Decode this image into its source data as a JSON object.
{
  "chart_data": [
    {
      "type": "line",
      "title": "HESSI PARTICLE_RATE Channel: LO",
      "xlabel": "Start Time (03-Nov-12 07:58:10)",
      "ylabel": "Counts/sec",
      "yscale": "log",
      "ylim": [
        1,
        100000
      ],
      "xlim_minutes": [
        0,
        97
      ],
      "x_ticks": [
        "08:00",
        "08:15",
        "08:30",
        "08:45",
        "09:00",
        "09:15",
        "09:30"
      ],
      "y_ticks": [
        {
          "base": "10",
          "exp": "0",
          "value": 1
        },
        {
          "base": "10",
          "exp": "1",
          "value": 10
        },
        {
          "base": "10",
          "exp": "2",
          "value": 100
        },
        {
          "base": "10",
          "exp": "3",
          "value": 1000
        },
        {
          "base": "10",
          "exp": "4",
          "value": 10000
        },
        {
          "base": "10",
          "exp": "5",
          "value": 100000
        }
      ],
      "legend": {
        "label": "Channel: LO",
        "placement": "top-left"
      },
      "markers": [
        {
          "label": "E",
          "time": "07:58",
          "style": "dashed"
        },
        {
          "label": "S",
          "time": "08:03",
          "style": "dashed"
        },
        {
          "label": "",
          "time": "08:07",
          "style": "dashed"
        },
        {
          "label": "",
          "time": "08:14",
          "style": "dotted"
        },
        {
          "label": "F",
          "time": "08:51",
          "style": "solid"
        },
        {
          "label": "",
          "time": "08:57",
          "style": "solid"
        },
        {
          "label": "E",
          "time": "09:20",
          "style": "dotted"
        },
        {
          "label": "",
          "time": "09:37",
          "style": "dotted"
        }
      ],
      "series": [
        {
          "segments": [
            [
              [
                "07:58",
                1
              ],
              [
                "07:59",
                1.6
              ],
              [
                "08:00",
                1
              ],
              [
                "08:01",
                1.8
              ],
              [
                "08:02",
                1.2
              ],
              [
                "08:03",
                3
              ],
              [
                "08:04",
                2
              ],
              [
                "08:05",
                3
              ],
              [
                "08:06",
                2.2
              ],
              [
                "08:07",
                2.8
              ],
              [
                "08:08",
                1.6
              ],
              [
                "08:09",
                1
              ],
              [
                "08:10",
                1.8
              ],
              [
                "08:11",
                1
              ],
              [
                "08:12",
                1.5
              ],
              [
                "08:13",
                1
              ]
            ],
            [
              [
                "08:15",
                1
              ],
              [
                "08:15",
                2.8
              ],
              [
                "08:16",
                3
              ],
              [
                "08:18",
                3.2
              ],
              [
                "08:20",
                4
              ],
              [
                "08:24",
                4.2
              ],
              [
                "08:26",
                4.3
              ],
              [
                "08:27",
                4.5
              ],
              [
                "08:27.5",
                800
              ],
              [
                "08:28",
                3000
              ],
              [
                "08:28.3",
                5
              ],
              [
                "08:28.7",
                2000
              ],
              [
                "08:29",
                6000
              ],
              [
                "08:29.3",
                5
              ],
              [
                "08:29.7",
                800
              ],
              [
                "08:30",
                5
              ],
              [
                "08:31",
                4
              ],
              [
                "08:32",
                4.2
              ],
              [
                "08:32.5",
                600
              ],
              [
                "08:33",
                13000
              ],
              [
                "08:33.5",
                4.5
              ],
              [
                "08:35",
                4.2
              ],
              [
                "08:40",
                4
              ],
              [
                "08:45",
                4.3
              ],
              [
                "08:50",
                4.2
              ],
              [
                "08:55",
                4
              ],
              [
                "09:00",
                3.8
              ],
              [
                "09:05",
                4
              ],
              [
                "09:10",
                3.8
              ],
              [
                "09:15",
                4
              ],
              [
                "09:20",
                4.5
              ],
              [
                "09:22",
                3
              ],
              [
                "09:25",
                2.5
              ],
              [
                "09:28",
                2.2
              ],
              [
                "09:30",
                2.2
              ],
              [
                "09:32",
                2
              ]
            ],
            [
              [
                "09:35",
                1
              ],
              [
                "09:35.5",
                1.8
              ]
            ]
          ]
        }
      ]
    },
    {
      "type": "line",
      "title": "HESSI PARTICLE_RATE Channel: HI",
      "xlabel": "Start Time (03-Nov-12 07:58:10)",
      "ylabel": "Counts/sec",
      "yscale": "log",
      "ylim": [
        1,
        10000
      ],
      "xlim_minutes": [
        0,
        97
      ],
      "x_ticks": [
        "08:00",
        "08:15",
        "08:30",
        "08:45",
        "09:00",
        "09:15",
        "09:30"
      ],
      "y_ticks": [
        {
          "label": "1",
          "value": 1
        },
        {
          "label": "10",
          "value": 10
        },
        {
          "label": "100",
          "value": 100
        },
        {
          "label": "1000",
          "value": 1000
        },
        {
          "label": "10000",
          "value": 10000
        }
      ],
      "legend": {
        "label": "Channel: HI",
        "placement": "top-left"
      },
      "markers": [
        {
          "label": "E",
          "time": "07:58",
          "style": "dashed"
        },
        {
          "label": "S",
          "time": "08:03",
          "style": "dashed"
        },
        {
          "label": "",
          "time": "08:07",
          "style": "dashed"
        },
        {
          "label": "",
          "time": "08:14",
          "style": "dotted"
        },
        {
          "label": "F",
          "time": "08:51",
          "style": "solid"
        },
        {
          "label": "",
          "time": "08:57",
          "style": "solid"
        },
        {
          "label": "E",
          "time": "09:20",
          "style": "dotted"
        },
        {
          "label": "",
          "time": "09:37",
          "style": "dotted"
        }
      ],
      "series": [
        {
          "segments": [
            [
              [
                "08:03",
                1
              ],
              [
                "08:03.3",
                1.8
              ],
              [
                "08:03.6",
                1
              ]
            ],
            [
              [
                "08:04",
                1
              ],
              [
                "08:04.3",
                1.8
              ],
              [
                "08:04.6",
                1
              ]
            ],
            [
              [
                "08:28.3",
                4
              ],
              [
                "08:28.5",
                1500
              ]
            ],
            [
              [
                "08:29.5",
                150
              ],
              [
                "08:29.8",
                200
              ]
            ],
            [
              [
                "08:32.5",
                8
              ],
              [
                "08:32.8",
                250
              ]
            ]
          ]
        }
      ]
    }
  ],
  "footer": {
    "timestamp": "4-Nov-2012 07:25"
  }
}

═══

Written exercise => Output all of the data again. Match it exactly.

The answer =>
Decode this image into its source data as a JSON object.
{
  "chart_data": [
    {
      "type": "line",
      "title": "HESSI PARTICLE_RATE Channel: LO",
      "xlabel": "Start Time (03-Nov-12 07:58:10)",
      "ylabel": "Counts/sec",
      "yscale": "log",
      "ylim": [
        1,
        100000
      ],
      "xlim_minutes": [
        0,
        97
      ],
      "x_ticks": [
        "08:00",
        "08:15",
        "08:30",
        "08:45",
        "09:00",
        "09:15",
        "09:30"
      ],
      "y_ticks": [
        {
          "base": "10",
          "exp": "0",
          "value": 1
        },
        {
          "base": "10",
          "exp": "1",
          "value": 10
        },
        {
          "base": "10",
          "exp": "2",
          "value": 100
        },
        {
          "base": "10",
          "exp": "3",
          "value": 1000
        },
        {
          "base": "10",
          "exp": "4",
          "value": 10000
        },
        {
          "base": "10",
          "exp": "5",
          "value": 100000
        }
      ],
      "legend": {
        "label": "Channel: LO",
        "placement": "top-left"
      },
      "markers": [
        {
          "label": "E",
          "time": "07:58",
          "style": "dashed"
        },
        {
          "label": "S",
          "time": "08:03",
          "style": "dashed"
        },
        {
          "label": "",
          "time": "08:07",
          "style": "dashed"
        },
        {
          "label": "",
          "time": "08:14",
          "style": "dotted"
        },
        {
          "label": "F",
          "time": "08:51",
          "style": "solid"
        },
        {
          "label": "",
          "time": "08:57",
          "style": "solid"
        },
        {
          "label": "E",
          "time": "09:20",
          "style": "dotted"
        },
        {
          "label": "",
          "time": "09:37",
          "style": "dotted"
        }
      ],
      "series": [
        {
          "segments": [
            [
              [
                "07:58",
                1
              ],
              [
                "07:59",
                1.6
              ],
              [
                "08:00",
                1
              ],
              [
                "08:01",
                1.8
              ],
              [
                "08:02",
                1.2
              ],
              [
                "08:03",
                3
              ],
              [
                "08:04",
                2
              ],
              [
                "08:05",
                3
              ],
              [
                "08:06",
                2.2
              ],
              [
                "08:07",
                2.8
              ],
              [
                "08:08",
                1.6
              ],
              [
                "08:09",
                1
              ],
              [
                "08:10",
                1.8
              ],
              [
                "08:11",
                1
              ],
              [
                "08:12",
                1.5
              ],
              [
                "08:13",
                1
              ]
            ],
            [
              [
                "08:15",
                1
              ],
              [
                "08:15",
                2.8
              ],
              [
                "08:16",
                3
              ],
              [
                "08:18",
                3.2
              ],
              [
                "08:20",
                4
              ],
              [
                "08:24",
                4.2
              ],
              [
                "08:26",
                4.3
              ],
              [
                "08:27",
                4.5
              ],
              [
                "08:27.5",
                800
              ],
              [
                "08:28",
                3000
              ],
              [
                "08:28.3",
                5
              ],
              [
                "08:28.7",
                2000
              ],
              [
                "08:29",
                6000
              ],
              [
                "08:29.3",
                5
              ],
              [
                "08:29.7",
                800
              ],
              [
                "08:30",
                5
              ],
              [
                "08:31",
                4
              ],
              [
                "08:32",
                4.2
              ],
              [
                "08:32.5",
                600
              ],
              [
                "08:33",
                13000
              ],
              [
                "08:33.5",
                4.5
              ],
              [
                "08:35",
                4.2
              ],
              [
                "08:40",
                4
              ],
              [
                "08:45",
                4.3
              ],
              [
                "08:50",
                4.2
              ],
              [
                "08:55",
                4
              ],
              [
                "09:00",
                3.8
              ],
              [
                "09:05",
                4
              ],
              [
                "09:10",
                3.8
              ],
              [
                "09:15",
                4
              ],
              [
                "09:20",
                4.5
              ],
              [
                "09:22",
                3
              ],
              [
                "09:25",
                2.5
              ],
              [
                "09:28",
                2.2
              ],
              [
                "09:30",
                2.2
              ],
              [
                "09:32",
                2
              ]
            ],
            [
              [
                "09:35",
                1
              ],
              [
                "09:35.5",
                1.8
              ]
            ]
          ]
        }
      ]
    },
    {
      "type": "line",
      "title": "HESSI PARTICLE_RATE Channel: HI",
      "xlabel": "Start Time (03-Nov-12 07:58:10)",
      "ylabel": "Counts/sec",
      "yscale": "log",
      "ylim": [
        1,
        10000
      ],
      "xlim_minutes": [
        0,
        97
      ],
      "x_ticks": [
        "08:00",
        "08:15",
        "08:30",
        "08:45",
        "09:00",
        "09:15",
        "09:30"
      ],
      "y_ticks": [
        {
          "label": "1",
          "value": 1
        },
        {
          "label": "10",
          "value": 10
        },
        {
          "label": "100",
          "value": 100
        },
        {
          "label": "1000",
          "value": 1000
        },
        {
          "label": "10000",
          "value": 10000
        }
      ],
      "legend": {
        "label": "Channel: HI",
        "placement": "top-left"
      },
      "markers": [
        {
          "label": "E",
          "time": "07:58",
          "style": "dashed"
        },
        {
          "label": "S",
          "time": "08:03",
          "style": "dashed"
        },
        {
          "label": "",
          "time": "08:07",
          "style": "dashed"
        },
        {
          "label": "",
          "time": "08:14",
          "style": "dotted"
        },
        {
          "label": "F",
          "time": "08:51",
          "style": "solid"
        },
        {
          "label": "",
          "time": "08:57",
          "style": "solid"
        },
        {
          "label": "E",
          "time": "09:20",
          "style": "dotted"
        },
        {
          "label": "",
          "time": "09:37",
          "style": "dotted"
        }
      ],
      "series": [
        {
          "segments": [
            [
              [
                "08:03",
                1
              ],
              [
                "08:03.3",
                1.8
              ],
              [
                "08:03.6",
                1
              ]
            ],
            [
              [
                "08:04",
                1
              ],
              [
                "08:04.3",
                1.8
              ],
              [
                "08:04.6",
                1
              ]
            ],
            [
              [
                "08:28.3",
                4
              ],
              [
                "08:28.5",
                1500
              ]
            ],
            [
              [
                "08:29.5",
                150
              ],
              [
                "08:29.8",
                200
              ]
            ],
            [
              [
                "08:32.5",
                8
              ],
              [
                "08:32.8",
                250
              ]
            ]
          ]
        }
      ]
    }
  ],
  "footer": {
    "timestamp": "4-Nov-2012 07:25"
  }
}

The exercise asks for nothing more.